# Material shown start

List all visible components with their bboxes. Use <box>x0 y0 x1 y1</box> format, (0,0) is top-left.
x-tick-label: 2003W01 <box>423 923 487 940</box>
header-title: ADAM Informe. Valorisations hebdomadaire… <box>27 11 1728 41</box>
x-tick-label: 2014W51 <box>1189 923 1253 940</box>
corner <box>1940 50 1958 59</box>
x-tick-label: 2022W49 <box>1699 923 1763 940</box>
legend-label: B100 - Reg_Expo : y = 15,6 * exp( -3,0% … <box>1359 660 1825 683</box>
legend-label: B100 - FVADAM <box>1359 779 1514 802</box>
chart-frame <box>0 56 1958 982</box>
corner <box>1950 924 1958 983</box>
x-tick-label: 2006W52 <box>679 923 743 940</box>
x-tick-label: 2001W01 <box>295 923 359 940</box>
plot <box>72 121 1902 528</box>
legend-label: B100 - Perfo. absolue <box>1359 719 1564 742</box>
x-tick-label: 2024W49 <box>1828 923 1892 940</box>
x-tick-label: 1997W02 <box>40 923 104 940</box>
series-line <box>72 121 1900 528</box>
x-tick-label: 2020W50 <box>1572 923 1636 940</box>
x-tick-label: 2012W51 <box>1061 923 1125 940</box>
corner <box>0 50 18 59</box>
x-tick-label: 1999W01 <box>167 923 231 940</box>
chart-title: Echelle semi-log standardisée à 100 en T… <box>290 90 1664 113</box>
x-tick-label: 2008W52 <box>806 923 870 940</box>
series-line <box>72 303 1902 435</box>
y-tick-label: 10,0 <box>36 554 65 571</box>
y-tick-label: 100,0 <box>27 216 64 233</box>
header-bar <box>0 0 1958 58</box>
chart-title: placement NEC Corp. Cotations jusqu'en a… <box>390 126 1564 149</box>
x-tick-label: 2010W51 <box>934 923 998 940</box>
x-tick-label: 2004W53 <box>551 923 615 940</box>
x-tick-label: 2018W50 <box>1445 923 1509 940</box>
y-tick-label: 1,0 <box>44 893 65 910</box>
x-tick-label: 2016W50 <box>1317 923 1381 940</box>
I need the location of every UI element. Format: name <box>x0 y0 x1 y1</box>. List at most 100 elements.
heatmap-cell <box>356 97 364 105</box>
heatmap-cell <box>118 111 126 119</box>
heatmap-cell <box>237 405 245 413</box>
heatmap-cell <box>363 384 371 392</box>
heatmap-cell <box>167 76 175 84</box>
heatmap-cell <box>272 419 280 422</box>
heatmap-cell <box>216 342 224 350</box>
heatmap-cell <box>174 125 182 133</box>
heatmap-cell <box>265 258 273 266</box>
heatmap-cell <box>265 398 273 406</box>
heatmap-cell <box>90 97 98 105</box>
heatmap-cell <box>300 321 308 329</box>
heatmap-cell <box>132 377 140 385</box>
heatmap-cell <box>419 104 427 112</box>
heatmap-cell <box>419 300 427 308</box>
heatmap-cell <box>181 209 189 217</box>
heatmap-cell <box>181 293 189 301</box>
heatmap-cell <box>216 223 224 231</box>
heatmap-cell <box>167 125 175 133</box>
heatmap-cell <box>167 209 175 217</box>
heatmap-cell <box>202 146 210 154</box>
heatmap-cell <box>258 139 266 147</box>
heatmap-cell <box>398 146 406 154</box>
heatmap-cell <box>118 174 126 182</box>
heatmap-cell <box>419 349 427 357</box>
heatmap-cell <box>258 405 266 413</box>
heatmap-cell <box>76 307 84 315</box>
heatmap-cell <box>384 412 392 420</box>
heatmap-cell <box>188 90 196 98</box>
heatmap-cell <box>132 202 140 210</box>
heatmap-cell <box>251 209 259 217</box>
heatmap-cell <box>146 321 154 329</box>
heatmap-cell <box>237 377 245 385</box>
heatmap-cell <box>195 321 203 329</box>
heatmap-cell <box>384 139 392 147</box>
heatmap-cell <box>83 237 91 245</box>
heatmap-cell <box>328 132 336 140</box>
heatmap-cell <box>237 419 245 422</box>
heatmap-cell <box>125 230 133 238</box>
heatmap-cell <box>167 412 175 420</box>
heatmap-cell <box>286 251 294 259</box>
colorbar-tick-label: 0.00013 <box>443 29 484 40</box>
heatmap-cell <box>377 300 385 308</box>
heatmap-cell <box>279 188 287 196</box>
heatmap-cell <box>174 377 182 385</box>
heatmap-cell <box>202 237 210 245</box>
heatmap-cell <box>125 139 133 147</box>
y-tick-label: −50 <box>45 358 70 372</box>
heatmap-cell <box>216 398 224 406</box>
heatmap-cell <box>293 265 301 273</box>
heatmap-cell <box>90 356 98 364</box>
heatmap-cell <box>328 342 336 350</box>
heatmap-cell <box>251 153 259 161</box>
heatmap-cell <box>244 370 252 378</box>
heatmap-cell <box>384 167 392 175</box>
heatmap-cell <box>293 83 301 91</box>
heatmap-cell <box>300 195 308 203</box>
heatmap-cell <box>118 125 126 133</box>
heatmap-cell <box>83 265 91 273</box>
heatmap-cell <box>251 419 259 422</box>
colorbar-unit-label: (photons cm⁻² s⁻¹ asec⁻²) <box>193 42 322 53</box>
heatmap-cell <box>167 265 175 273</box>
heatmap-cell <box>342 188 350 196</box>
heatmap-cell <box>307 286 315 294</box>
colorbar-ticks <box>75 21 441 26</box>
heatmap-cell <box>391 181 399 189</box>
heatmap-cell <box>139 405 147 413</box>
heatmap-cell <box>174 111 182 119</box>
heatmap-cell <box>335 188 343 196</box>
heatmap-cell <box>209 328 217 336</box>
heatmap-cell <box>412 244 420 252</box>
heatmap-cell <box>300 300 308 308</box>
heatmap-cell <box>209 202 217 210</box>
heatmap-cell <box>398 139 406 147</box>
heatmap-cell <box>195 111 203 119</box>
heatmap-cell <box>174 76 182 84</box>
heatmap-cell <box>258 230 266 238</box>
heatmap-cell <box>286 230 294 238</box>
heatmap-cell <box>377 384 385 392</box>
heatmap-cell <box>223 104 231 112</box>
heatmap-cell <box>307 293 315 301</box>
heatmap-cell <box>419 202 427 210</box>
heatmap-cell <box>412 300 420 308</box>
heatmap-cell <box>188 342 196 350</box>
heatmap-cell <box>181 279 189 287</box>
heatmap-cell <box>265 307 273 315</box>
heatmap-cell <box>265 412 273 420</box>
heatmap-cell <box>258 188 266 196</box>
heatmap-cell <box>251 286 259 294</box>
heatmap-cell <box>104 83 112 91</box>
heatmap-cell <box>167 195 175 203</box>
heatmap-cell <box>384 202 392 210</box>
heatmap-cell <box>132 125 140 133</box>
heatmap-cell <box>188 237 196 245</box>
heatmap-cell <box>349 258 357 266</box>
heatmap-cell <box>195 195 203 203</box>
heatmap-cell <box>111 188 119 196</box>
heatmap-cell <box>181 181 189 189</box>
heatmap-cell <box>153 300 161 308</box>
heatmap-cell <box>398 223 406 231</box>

# Material shown end

Goal of the exercise — Can you switch every "x-tick-label" in the items above to "x-axis-tick", leaving everything else unchanged?

In response —
List all visible components with their bboxes. Use <box>x0 y0 x1 y1</box> format, (0,0) is top-left.
x-axis-tick: 2003W01 <box>423 923 487 940</box>
header-title: ADAM Informe. Valorisations hebdomadaire… <box>27 11 1728 41</box>
x-axis-tick: 2014W51 <box>1189 923 1253 940</box>
corner <box>1940 50 1958 59</box>
x-axis-tick: 2022W49 <box>1699 923 1763 940</box>
legend-label: B100 - Reg_Expo : y = 15,6 * exp( -3,0% … <box>1359 660 1825 683</box>
legend-label: B100 - FVADAM <box>1359 779 1514 802</box>
chart-frame <box>0 56 1958 982</box>
corner <box>1950 924 1958 983</box>
x-axis-tick: 2006W52 <box>679 923 743 940</box>
x-axis-tick: 2001W01 <box>295 923 359 940</box>
plot <box>72 121 1902 528</box>
legend-label: B100 - Perfo. absolue <box>1359 719 1564 742</box>
x-axis-tick: 2024W49 <box>1828 923 1892 940</box>
x-axis-tick: 1997W02 <box>40 923 104 940</box>
series-line <box>72 121 1900 528</box>
x-axis-tick: 2020W50 <box>1572 923 1636 940</box>
x-axis-tick: 2012W51 <box>1061 923 1125 940</box>
corner <box>0 50 18 59</box>
x-axis-tick: 1999W01 <box>167 923 231 940</box>
chart-title: Echelle semi-log standardisée à 100 en T… <box>290 90 1664 113</box>
x-axis-tick: 2008W52 <box>806 923 870 940</box>
series-line <box>72 303 1902 435</box>
y-tick-label: 10,0 <box>36 554 65 571</box>
y-tick-label: 100,0 <box>27 216 64 233</box>
header-bar <box>0 0 1958 58</box>
chart-title: placement NEC Corp. Cotations jusqu'en a… <box>390 126 1564 149</box>
x-axis-tick: 2010W51 <box>934 923 998 940</box>
x-axis-tick: 2004W53 <box>551 923 615 940</box>
x-axis-tick: 2018W50 <box>1445 923 1509 940</box>
y-tick-label: 1,0 <box>44 893 65 910</box>
x-axis-tick: 2016W50 <box>1317 923 1381 940</box>
I need the location of every UI element. Format: name <box>x0 y0 x1 y1</box>. List at most 100 elements.
heatmap-cell <box>356 97 364 105</box>
heatmap-cell <box>118 111 126 119</box>
heatmap-cell <box>237 405 245 413</box>
heatmap-cell <box>363 384 371 392</box>
heatmap-cell <box>167 76 175 84</box>
heatmap-cell <box>272 419 280 422</box>
heatmap-cell <box>216 342 224 350</box>
heatmap-cell <box>174 125 182 133</box>
heatmap-cell <box>265 258 273 266</box>
heatmap-cell <box>265 398 273 406</box>
heatmap-cell <box>90 97 98 105</box>
heatmap-cell <box>300 321 308 329</box>
heatmap-cell <box>132 377 140 385</box>
heatmap-cell <box>419 104 427 112</box>
heatmap-cell <box>419 300 427 308</box>
heatmap-cell <box>181 209 189 217</box>
heatmap-cell <box>181 293 189 301</box>
heatmap-cell <box>216 223 224 231</box>
heatmap-cell <box>167 125 175 133</box>
heatmap-cell <box>167 209 175 217</box>
heatmap-cell <box>202 146 210 154</box>
heatmap-cell <box>258 139 266 147</box>
heatmap-cell <box>398 146 406 154</box>
heatmap-cell <box>118 174 126 182</box>
heatmap-cell <box>419 349 427 357</box>
heatmap-cell <box>258 405 266 413</box>
heatmap-cell <box>76 307 84 315</box>
heatmap-cell <box>384 412 392 420</box>
heatmap-cell <box>188 90 196 98</box>
heatmap-cell <box>132 202 140 210</box>
heatmap-cell <box>251 209 259 217</box>
heatmap-cell <box>146 321 154 329</box>
heatmap-cell <box>237 377 245 385</box>
heatmap-cell <box>195 321 203 329</box>
heatmap-cell <box>384 139 392 147</box>
heatmap-cell <box>83 237 91 245</box>
heatmap-cell <box>328 132 336 140</box>
heatmap-cell <box>237 419 245 422</box>
heatmap-cell <box>125 230 133 238</box>
heatmap-cell <box>167 412 175 420</box>
heatmap-cell <box>286 251 294 259</box>
colorbar-tick-label: 0.00013 <box>443 29 484 40</box>
heatmap-cell <box>377 300 385 308</box>
heatmap-cell <box>279 188 287 196</box>
heatmap-cell <box>174 377 182 385</box>
heatmap-cell <box>202 237 210 245</box>
heatmap-cell <box>125 139 133 147</box>
y-tick-label: −50 <box>45 358 70 372</box>
heatmap-cell <box>216 398 224 406</box>
heatmap-cell <box>293 265 301 273</box>
heatmap-cell <box>90 356 98 364</box>
heatmap-cell <box>328 342 336 350</box>
heatmap-cell <box>251 153 259 161</box>
heatmap-cell <box>244 370 252 378</box>
heatmap-cell <box>384 167 392 175</box>
heatmap-cell <box>293 83 301 91</box>
heatmap-cell <box>300 195 308 203</box>
heatmap-cell <box>118 125 126 133</box>
heatmap-cell <box>83 265 91 273</box>
heatmap-cell <box>251 419 259 422</box>
colorbar-unit-label: (photons cm⁻² s⁻¹ asec⁻²) <box>193 42 322 53</box>
heatmap-cell <box>167 265 175 273</box>
heatmap-cell <box>342 188 350 196</box>
heatmap-cell <box>307 286 315 294</box>
colorbar-ticks <box>75 21 441 26</box>
heatmap-cell <box>391 181 399 189</box>
heatmap-cell <box>139 405 147 413</box>
heatmap-cell <box>174 111 182 119</box>
heatmap-cell <box>335 188 343 196</box>
heatmap-cell <box>209 328 217 336</box>
heatmap-cell <box>412 244 420 252</box>
heatmap-cell <box>300 300 308 308</box>
heatmap-cell <box>209 202 217 210</box>
heatmap-cell <box>398 139 406 147</box>
heatmap-cell <box>195 111 203 119</box>
heatmap-cell <box>174 76 182 84</box>
heatmap-cell <box>258 230 266 238</box>
heatmap-cell <box>286 230 294 238</box>
heatmap-cell <box>377 384 385 392</box>
heatmap-cell <box>223 104 231 112</box>
heatmap-cell <box>307 293 315 301</box>
heatmap-cell <box>419 202 427 210</box>
heatmap-cell <box>412 300 420 308</box>
heatmap-cell <box>188 342 196 350</box>
heatmap-cell <box>181 279 189 287</box>
heatmap-cell <box>265 307 273 315</box>
heatmap-cell <box>265 412 273 420</box>
heatmap-cell <box>258 188 266 196</box>
heatmap-cell <box>251 286 259 294</box>
heatmap-cell <box>104 83 112 91</box>
heatmap-cell <box>167 195 175 203</box>
heatmap-cell <box>384 202 392 210</box>
heatmap-cell <box>132 125 140 133</box>
heatmap-cell <box>188 237 196 245</box>
heatmap-cell <box>349 258 357 266</box>
heatmap-cell <box>195 195 203 203</box>
heatmap-cell <box>111 188 119 196</box>
heatmap-cell <box>181 181 189 189</box>
heatmap-cell <box>153 300 161 308</box>
heatmap-cell <box>398 223 406 231</box>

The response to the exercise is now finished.